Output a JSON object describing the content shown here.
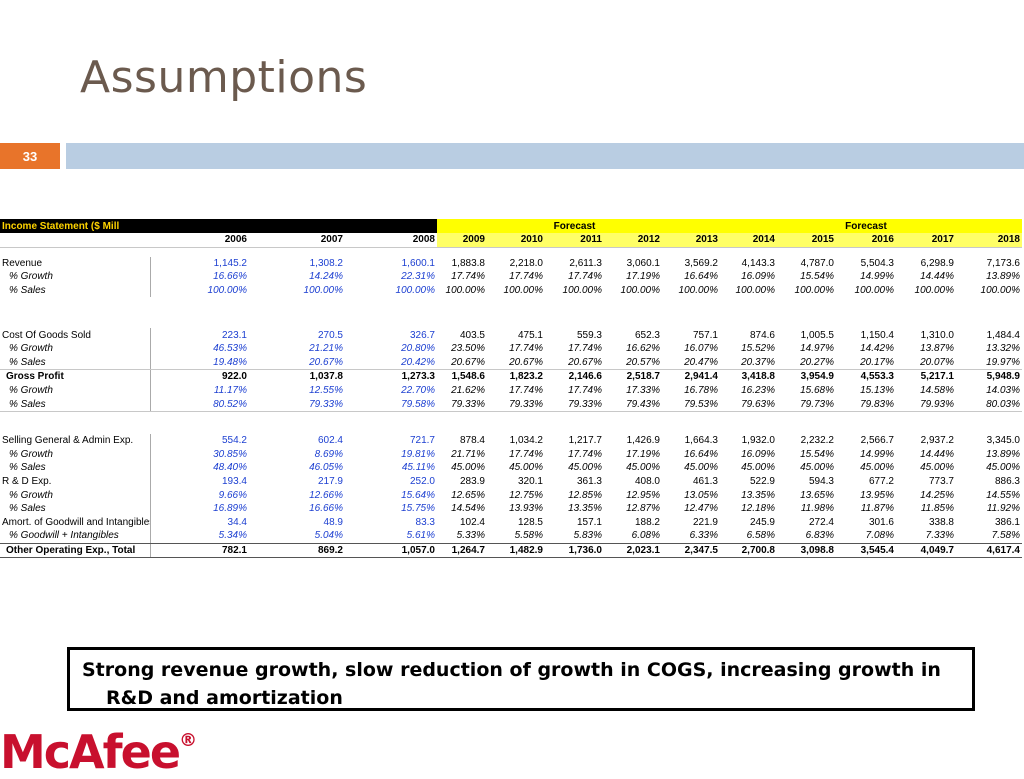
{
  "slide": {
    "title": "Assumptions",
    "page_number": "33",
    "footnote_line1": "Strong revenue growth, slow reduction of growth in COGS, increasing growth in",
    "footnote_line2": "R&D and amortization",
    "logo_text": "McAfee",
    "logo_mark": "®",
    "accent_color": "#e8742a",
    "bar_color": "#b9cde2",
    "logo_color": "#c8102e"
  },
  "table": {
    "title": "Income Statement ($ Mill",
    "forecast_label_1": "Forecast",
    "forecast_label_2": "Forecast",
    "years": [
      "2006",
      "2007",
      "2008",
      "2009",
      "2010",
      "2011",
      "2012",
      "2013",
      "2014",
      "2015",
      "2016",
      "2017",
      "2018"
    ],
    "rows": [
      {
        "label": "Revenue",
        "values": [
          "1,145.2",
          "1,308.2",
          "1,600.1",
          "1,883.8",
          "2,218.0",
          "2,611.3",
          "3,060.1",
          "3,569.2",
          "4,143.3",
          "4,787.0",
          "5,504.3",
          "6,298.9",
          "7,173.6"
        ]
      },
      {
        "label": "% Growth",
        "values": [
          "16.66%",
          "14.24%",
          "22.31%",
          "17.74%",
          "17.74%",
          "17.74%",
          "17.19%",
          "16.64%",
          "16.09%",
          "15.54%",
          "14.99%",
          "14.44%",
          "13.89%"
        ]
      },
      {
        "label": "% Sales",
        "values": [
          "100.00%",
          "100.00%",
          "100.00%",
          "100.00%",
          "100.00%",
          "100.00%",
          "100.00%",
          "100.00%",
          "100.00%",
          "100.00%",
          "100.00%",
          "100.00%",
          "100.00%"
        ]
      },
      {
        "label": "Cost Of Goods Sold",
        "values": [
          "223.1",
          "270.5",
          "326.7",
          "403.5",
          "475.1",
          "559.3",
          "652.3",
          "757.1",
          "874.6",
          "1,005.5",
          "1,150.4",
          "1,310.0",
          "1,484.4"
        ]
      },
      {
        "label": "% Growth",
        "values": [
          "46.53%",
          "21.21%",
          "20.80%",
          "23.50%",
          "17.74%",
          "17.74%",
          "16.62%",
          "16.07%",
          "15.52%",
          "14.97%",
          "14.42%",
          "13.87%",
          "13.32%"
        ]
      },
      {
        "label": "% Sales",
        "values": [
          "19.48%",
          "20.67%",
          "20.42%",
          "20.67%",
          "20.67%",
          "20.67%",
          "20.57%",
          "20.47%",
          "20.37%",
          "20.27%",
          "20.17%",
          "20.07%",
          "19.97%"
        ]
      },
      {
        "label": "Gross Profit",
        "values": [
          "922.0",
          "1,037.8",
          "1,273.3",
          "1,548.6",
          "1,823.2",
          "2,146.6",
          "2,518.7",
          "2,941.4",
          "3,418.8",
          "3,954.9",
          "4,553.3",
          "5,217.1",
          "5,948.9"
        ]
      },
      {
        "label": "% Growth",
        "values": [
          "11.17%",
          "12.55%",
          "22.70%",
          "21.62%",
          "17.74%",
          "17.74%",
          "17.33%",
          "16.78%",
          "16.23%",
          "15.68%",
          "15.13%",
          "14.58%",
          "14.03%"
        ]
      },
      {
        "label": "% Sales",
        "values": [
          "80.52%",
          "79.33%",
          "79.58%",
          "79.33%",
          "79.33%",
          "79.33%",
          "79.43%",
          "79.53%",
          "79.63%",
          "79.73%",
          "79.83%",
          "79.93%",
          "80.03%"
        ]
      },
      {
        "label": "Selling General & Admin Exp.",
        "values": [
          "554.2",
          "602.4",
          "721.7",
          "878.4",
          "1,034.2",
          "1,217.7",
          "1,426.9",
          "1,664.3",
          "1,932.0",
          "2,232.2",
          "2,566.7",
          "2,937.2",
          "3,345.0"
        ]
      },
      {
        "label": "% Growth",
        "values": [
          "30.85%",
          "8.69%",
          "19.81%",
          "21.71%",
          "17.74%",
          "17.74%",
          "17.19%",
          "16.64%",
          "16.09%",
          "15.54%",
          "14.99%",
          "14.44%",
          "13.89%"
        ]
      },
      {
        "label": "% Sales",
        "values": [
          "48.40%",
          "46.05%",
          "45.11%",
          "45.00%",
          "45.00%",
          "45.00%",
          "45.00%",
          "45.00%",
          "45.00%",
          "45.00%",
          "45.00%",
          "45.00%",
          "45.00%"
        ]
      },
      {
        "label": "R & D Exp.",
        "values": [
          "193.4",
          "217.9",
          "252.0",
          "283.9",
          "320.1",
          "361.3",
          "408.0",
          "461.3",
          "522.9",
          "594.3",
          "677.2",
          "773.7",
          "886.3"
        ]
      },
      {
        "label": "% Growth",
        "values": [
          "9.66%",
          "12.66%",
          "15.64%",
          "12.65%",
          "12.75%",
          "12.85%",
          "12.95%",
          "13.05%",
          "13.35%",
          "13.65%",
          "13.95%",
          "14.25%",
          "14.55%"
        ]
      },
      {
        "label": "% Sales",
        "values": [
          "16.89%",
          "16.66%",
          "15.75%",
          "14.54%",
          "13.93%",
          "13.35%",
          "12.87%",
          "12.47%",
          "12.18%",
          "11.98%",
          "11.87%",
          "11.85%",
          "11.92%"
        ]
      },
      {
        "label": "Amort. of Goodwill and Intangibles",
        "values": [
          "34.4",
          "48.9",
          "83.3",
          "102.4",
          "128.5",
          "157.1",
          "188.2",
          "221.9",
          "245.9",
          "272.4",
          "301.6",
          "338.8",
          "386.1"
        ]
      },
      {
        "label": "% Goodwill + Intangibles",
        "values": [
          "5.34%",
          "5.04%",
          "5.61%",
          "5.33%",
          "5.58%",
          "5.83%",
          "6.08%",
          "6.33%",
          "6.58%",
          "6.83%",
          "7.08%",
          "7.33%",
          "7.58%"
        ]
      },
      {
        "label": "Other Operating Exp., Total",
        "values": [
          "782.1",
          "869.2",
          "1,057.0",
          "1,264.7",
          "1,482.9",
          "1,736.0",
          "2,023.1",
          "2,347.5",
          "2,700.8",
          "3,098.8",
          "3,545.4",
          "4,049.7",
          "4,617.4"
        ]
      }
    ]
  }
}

---*---

Reproduce the full material exactly, excluding the pictures.

Output a JSON object describing the content shown here.
{
  "slide": {
    "title": "Assumptions",
    "page_number": "33",
    "footnote_line1": "Strong revenue growth, slow reduction of growth in COGS, increasing growth in",
    "footnote_line2": "R&D and amortization",
    "logo_text": "McAfee",
    "logo_mark": "®",
    "accent_color": "#e8742a",
    "bar_color": "#b9cde2",
    "logo_color": "#c8102e"
  },
  "table": {
    "title": "Income Statement ($ Mill",
    "forecast_label_1": "Forecast",
    "forecast_label_2": "Forecast",
    "years": [
      "2006",
      "2007",
      "2008",
      "2009",
      "2010",
      "2011",
      "2012",
      "2013",
      "2014",
      "2015",
      "2016",
      "2017",
      "2018"
    ],
    "rows": [
      {
        "label": "Revenue",
        "values": [
          "1,145.2",
          "1,308.2",
          "1,600.1",
          "1,883.8",
          "2,218.0",
          "2,611.3",
          "3,060.1",
          "3,569.2",
          "4,143.3",
          "4,787.0",
          "5,504.3",
          "6,298.9",
          "7,173.6"
        ]
      },
      {
        "label": "% Growth",
        "values": [
          "16.66%",
          "14.24%",
          "22.31%",
          "17.74%",
          "17.74%",
          "17.74%",
          "17.19%",
          "16.64%",
          "16.09%",
          "15.54%",
          "14.99%",
          "14.44%",
          "13.89%"
        ]
      },
      {
        "label": "% Sales",
        "values": [
          "100.00%",
          "100.00%",
          "100.00%",
          "100.00%",
          "100.00%",
          "100.00%",
          "100.00%",
          "100.00%",
          "100.00%",
          "100.00%",
          "100.00%",
          "100.00%",
          "100.00%"
        ]
      },
      {
        "label": "Cost Of Goods Sold",
        "values": [
          "223.1",
          "270.5",
          "326.7",
          "403.5",
          "475.1",
          "559.3",
          "652.3",
          "757.1",
          "874.6",
          "1,005.5",
          "1,150.4",
          "1,310.0",
          "1,484.4"
        ]
      },
      {
        "label": "% Growth",
        "values": [
          "46.53%",
          "21.21%",
          "20.80%",
          "23.50%",
          "17.74%",
          "17.74%",
          "16.62%",
          "16.07%",
          "15.52%",
          "14.97%",
          "14.42%",
          "13.87%",
          "13.32%"
        ]
      },
      {
        "label": "% Sales",
        "values": [
          "19.48%",
          "20.67%",
          "20.42%",
          "20.67%",
          "20.67%",
          "20.67%",
          "20.57%",
          "20.47%",
          "20.37%",
          "20.27%",
          "20.17%",
          "20.07%",
          "19.97%"
        ]
      },
      {
        "label": "Gross Profit",
        "values": [
          "922.0",
          "1,037.8",
          "1,273.3",
          "1,548.6",
          "1,823.2",
          "2,146.6",
          "2,518.7",
          "2,941.4",
          "3,418.8",
          "3,954.9",
          "4,553.3",
          "5,217.1",
          "5,948.9"
        ]
      },
      {
        "label": "% Growth",
        "values": [
          "11.17%",
          "12.55%",
          "22.70%",
          "21.62%",
          "17.74%",
          "17.74%",
          "17.33%",
          "16.78%",
          "16.23%",
          "15.68%",
          "15.13%",
          "14.58%",
          "14.03%"
        ]
      },
      {
        "label": "% Sales",
        "values": [
          "80.52%",
          "79.33%",
          "79.58%",
          "79.33%",
          "79.33%",
          "79.33%",
          "79.43%",
          "79.53%",
          "79.63%",
          "79.73%",
          "79.83%",
          "79.93%",
          "80.03%"
        ]
      },
      {
        "label": "Selling General & Admin Exp.",
        "values": [
          "554.2",
          "602.4",
          "721.7",
          "878.4",
          "1,034.2",
          "1,217.7",
          "1,426.9",
          "1,664.3",
          "1,932.0",
          "2,232.2",
          "2,566.7",
          "2,937.2",
          "3,345.0"
        ]
      },
      {
        "label": "% Growth",
        "values": [
          "30.85%",
          "8.69%",
          "19.81%",
          "21.71%",
          "17.74%",
          "17.74%",
          "17.19%",
          "16.64%",
          "16.09%",
          "15.54%",
          "14.99%",
          "14.44%",
          "13.89%"
        ]
      },
      {
        "label": "% Sales",
        "values": [
          "48.40%",
          "46.05%",
          "45.11%",
          "45.00%",
          "45.00%",
          "45.00%",
          "45.00%",
          "45.00%",
          "45.00%",
          "45.00%",
          "45.00%",
          "45.00%",
          "45.00%"
        ]
      },
      {
        "label": "R & D Exp.",
        "values": [
          "193.4",
          "217.9",
          "252.0",
          "283.9",
          "320.1",
          "361.3",
          "408.0",
          "461.3",
          "522.9",
          "594.3",
          "677.2",
          "773.7",
          "886.3"
        ]
      },
      {
        "label": "% Growth",
        "values": [
          "9.66%",
          "12.66%",
          "15.64%",
          "12.65%",
          "12.75%",
          "12.85%",
          "12.95%",
          "13.05%",
          "13.35%",
          "13.65%",
          "13.95%",
          "14.25%",
          "14.55%"
        ]
      },
      {
        "label": "% Sales",
        "values": [
          "16.89%",
          "16.66%",
          "15.75%",
          "14.54%",
          "13.93%",
          "13.35%",
          "12.87%",
          "12.47%",
          "12.18%",
          "11.98%",
          "11.87%",
          "11.85%",
          "11.92%"
        ]
      },
      {
        "label": "Amort. of Goodwill and Intangibles",
        "values": [
          "34.4",
          "48.9",
          "83.3",
          "102.4",
          "128.5",
          "157.1",
          "188.2",
          "221.9",
          "245.9",
          "272.4",
          "301.6",
          "338.8",
          "386.1"
        ]
      },
      {
        "label": "% Goodwill + Intangibles",
        "values": [
          "5.34%",
          "5.04%",
          "5.61%",
          "5.33%",
          "5.58%",
          "5.83%",
          "6.08%",
          "6.33%",
          "6.58%",
          "6.83%",
          "7.08%",
          "7.33%",
          "7.58%"
        ]
      },
      {
        "label": "Other Operating Exp., Total",
        "values": [
          "782.1",
          "869.2",
          "1,057.0",
          "1,264.7",
          "1,482.9",
          "1,736.0",
          "2,023.1",
          "2,347.5",
          "2,700.8",
          "3,098.8",
          "3,545.4",
          "4,049.7",
          "4,617.4"
        ]
      }
    ]
  }
}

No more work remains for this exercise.